**Exercise objective**
Below are some records. Print all of them exactly as they appear.

Items from an interface collection:
========================================
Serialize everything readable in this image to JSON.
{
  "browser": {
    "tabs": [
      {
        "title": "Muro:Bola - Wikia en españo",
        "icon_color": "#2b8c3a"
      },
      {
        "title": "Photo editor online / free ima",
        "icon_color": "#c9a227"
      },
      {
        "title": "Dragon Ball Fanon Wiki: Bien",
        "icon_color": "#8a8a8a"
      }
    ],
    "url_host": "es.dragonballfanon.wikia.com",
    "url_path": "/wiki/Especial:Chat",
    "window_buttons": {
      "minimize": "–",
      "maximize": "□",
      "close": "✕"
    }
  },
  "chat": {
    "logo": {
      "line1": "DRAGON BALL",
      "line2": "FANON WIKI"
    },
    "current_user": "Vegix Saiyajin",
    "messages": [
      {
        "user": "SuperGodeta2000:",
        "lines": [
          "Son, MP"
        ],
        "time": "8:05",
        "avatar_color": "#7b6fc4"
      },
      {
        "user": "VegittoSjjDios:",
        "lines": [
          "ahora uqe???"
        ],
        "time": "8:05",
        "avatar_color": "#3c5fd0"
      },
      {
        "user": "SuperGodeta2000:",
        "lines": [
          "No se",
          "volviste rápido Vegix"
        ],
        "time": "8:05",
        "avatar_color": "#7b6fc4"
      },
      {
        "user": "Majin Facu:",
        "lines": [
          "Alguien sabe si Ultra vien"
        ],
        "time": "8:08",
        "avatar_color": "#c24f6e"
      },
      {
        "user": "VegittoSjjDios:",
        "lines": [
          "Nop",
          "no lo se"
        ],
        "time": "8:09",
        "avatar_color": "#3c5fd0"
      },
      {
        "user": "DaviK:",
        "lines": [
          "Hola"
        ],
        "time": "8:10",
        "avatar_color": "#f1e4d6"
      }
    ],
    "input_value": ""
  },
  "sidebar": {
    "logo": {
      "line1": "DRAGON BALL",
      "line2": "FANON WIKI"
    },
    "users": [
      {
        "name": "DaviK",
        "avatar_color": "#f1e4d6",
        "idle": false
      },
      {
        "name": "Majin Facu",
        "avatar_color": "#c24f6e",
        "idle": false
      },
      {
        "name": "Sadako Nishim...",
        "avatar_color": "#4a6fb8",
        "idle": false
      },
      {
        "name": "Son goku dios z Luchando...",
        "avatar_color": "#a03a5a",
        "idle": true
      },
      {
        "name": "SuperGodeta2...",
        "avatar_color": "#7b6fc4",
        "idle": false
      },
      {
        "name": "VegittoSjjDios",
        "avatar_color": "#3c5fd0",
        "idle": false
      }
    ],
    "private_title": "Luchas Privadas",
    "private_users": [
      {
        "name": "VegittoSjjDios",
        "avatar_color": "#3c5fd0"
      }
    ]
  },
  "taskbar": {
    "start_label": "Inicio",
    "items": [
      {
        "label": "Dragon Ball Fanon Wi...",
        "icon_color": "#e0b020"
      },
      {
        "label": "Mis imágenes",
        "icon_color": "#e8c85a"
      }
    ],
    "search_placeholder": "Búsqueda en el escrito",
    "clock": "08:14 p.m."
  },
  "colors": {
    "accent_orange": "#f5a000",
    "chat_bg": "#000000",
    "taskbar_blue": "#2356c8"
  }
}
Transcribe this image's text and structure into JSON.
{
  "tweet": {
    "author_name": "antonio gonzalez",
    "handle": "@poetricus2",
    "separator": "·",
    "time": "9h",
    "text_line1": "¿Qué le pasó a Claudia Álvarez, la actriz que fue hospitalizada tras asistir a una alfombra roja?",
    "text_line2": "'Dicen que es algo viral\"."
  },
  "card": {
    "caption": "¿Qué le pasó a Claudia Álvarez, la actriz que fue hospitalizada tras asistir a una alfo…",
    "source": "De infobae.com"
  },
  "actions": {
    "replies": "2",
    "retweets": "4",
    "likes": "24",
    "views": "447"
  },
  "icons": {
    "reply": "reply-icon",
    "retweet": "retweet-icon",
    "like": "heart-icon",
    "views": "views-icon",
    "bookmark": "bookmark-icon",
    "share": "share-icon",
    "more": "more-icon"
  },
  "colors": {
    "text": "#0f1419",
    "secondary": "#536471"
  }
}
========================================
**Solution to the problem**
Serialize everything readable in this image to JSON.
{
  "browser": {
    "tabs": [
      {
        "title": "Muro:Bola - Wikia en españo",
        "icon_color": "#2b8c3a"
      },
      {
        "title": "Photo editor online / free ima",
        "icon_color": "#c9a227"
      },
      {
        "title": "Dragon Ball Fanon Wiki: Bien",
        "icon_color": "#8a8a8a"
      }
    ],
    "url_host": "es.dragonballfanon.wikia.com",
    "url_path": "/wiki/Especial:Chat",
    "window_buttons": {
      "minimize": "–",
      "maximize": "□",
      "close": "✕"
    }
  },
  "chat": {
    "logo": {
      "line1": "DRAGON BALL",
      "line2": "FANON WIKI"
    },
    "current_user": "Vegix Saiyajin",
    "messages": [
      {
        "user": "SuperGodeta2000:",
        "lines": [
          "Son, MP"
        ],
        "time": "8:05",
        "avatar_color": "#7b6fc4"
      },
      {
        "user": "VegittoSjjDios:",
        "lines": [
          "ahora uqe???"
        ],
        "time": "8:05",
        "avatar_color": "#3c5fd0"
      },
      {
        "user": "SuperGodeta2000:",
        "lines": [
          "No se",
          "volviste rápido Vegix"
        ],
        "time": "8:05",
        "avatar_color": "#7b6fc4"
      },
      {
        "user": "Majin Facu:",
        "lines": [
          "Alguien sabe si Ultra vien"
        ],
        "time": "8:08",
        "avatar_color": "#c24f6e"
      },
      {
        "user": "VegittoSjjDios:",
        "lines": [
          "Nop",
          "no lo se"
        ],
        "time": "8:09",
        "avatar_color": "#3c5fd0"
      },
      {
        "user": "DaviK:",
        "lines": [
          "Hola"
        ],
        "time": "8:10",
        "avatar_color": "#f1e4d6"
      }
    ],
    "input_value": ""
  },
  "sidebar": {
    "logo": {
      "line1": "DRAGON BALL",
      "line2": "FANON WIKI"
    },
    "users": [
      {
        "name": "DaviK",
        "avatar_color": "#f1e4d6",
        "idle": false
      },
      {
        "name": "Majin Facu",
        "avatar_color": "#c24f6e",
        "idle": false
      },
      {
        "name": "Sadako Nishim...",
        "avatar_color": "#4a6fb8",
        "idle": false
      },
      {
        "name": "Son goku dios z Luchando...",
        "avatar_color": "#a03a5a",
        "idle": true
      },
      {
        "name": "SuperGodeta2...",
        "avatar_color": "#7b6fc4",
        "idle": false
      },
      {
        "name": "VegittoSjjDios",
        "avatar_color": "#3c5fd0",
        "idle": false
      }
    ],
    "private_title": "Luchas Privadas",
    "private_users": [
      {
        "name": "VegittoSjjDios",
        "avatar_color": "#3c5fd0"
      }
    ]
  },
  "taskbar": {
    "start_label": "Inicio",
    "items": [
      {
        "label": "Dragon Ball Fanon Wi...",
        "icon_color": "#e0b020"
      },
      {
        "label": "Mis imágenes",
        "icon_color": "#e8c85a"
      }
    ],
    "search_placeholder": "Búsqueda en el escrito",
    "clock": "08:14 p.m."
  },
  "colors": {
    "accent_orange": "#f5a000",
    "chat_bg": "#000000",
    "taskbar_blue": "#2356c8"
  }
}
Transcribe this image's text and structure into JSON.
{
  "tweet": {
    "author_name": "antonio gonzalez",
    "handle": "@poetricus2",
    "separator": "·",
    "time": "9h",
    "text_line1": "¿Qué le pasó a Claudia Álvarez, la actriz que fue hospitalizada tras asistir a una alfombra roja?",
    "text_line2": "'Dicen que es algo viral\"."
  },
  "card": {
    "caption": "¿Qué le pasó a Claudia Álvarez, la actriz que fue hospitalizada tras asistir a una alfo…",
    "source": "De infobae.com"
  },
  "actions": {
    "replies": "2",
    "retweets": "4",
    "likes": "24",
    "views": "447"
  },
  "icons": {
    "reply": "reply-icon",
    "retweet": "retweet-icon",
    "like": "heart-icon",
    "views": "views-icon",
    "bookmark": "bookmark-icon",
    "share": "share-icon",
    "more": "more-icon"
  },
  "colors": {
    "text": "#0f1419",
    "secondary": "#536471"
  }
}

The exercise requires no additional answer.